═════ Data shown ═════
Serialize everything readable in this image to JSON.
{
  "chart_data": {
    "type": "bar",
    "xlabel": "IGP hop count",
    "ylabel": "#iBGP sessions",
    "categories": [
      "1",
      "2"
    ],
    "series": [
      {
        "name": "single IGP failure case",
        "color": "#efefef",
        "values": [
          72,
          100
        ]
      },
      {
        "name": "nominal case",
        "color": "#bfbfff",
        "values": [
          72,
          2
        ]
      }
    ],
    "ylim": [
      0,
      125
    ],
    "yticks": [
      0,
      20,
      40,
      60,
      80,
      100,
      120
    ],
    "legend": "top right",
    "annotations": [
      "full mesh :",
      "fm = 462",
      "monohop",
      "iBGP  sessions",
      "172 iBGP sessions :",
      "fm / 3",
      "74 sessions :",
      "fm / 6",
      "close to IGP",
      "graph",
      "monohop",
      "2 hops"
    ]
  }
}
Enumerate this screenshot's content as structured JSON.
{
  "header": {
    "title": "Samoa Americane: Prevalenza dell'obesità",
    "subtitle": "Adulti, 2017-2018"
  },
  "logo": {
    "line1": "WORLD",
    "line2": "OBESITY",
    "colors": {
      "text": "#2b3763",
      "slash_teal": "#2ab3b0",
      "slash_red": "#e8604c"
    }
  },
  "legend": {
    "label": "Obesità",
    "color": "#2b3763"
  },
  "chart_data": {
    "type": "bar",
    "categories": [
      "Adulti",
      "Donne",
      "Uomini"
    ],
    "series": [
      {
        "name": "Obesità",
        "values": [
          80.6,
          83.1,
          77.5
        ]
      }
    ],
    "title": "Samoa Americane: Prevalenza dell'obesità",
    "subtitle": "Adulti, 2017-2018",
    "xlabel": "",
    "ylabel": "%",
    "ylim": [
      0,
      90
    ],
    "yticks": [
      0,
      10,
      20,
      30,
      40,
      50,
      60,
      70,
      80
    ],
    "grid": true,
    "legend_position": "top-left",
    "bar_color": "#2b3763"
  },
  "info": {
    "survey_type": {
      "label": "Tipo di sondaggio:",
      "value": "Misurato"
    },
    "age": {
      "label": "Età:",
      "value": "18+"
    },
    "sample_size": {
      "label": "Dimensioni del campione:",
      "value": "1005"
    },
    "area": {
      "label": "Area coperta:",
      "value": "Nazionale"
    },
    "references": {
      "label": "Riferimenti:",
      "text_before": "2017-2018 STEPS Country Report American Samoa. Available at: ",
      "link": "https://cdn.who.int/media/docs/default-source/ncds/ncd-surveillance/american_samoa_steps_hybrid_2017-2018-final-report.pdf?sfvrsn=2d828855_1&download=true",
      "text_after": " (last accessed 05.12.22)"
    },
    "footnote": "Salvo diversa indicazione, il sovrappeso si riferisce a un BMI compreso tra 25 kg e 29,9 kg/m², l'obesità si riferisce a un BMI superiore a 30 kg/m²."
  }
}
═════
▶ _Aim_: Transcribe every record above exactly as it appears.

▶ _Exercise answer_:
Serialize everything readable in this image to JSON.
{
  "chart_data": {
    "type": "bar",
    "xlabel": "IGP hop count",
    "ylabel": "#iBGP sessions",
    "categories": [
      "1",
      "2"
    ],
    "series": [
      {
        "name": "single IGP failure case",
        "color": "#efefef",
        "values": [
          72,
          100
        ]
      },
      {
        "name": "nominal case",
        "color": "#bfbfff",
        "values": [
          72,
          2
        ]
      }
    ],
    "ylim": [
      0,
      125
    ],
    "yticks": [
      0,
      20,
      40,
      60,
      80,
      100,
      120
    ],
    "legend": "top right",
    "annotations": [
      "full mesh :",
      "fm = 462",
      "monohop",
      "iBGP  sessions",
      "172 iBGP sessions :",
      "fm / 3",
      "74 sessions :",
      "fm / 6",
      "close to IGP",
      "graph",
      "monohop",
      "2 hops"
    ]
  }
}
Enumerate this screenshot's content as structured JSON.
{
  "header": {
    "title": "Samoa Americane: Prevalenza dell'obesità",
    "subtitle": "Adulti, 2017-2018"
  },
  "logo": {
    "line1": "WORLD",
    "line2": "OBESITY",
    "colors": {
      "text": "#2b3763",
      "slash_teal": "#2ab3b0",
      "slash_red": "#e8604c"
    }
  },
  "legend": {
    "label": "Obesità",
    "color": "#2b3763"
  },
  "chart_data": {
    "type": "bar",
    "categories": [
      "Adulti",
      "Donne",
      "Uomini"
    ],
    "series": [
      {
        "name": "Obesità",
        "values": [
          80.6,
          83.1,
          77.5
        ]
      }
    ],
    "title": "Samoa Americane: Prevalenza dell'obesità",
    "subtitle": "Adulti, 2017-2018",
    "xlabel": "",
    "ylabel": "%",
    "ylim": [
      0,
      90
    ],
    "yticks": [
      0,
      10,
      20,
      30,
      40,
      50,
      60,
      70,
      80
    ],
    "grid": true,
    "legend_position": "top-left",
    "bar_color": "#2b3763"
  },
  "info": {
    "survey_type": {
      "label": "Tipo di sondaggio:",
      "value": "Misurato"
    },
    "age": {
      "label": "Età:",
      "value": "18+"
    },
    "sample_size": {
      "label": "Dimensioni del campione:",
      "value": "1005"
    },
    "area": {
      "label": "Area coperta:",
      "value": "Nazionale"
    },
    "references": {
      "label": "Riferimenti:",
      "text_before": "2017-2018 STEPS Country Report American Samoa. Available at: ",
      "link": "https://cdn.who.int/media/docs/default-source/ncds/ncd-surveillance/american_samoa_steps_hybrid_2017-2018-final-report.pdf?sfvrsn=2d828855_1&download=true",
      "text_after": " (last accessed 05.12.22)"
    },
    "footnote": "Salvo diversa indicazione, il sovrappeso si riferisce a un BMI compreso tra 25 kg e 29,9 kg/m², l'obesità si riferisce a un BMI superiore a 30 kg/m²."
  }
}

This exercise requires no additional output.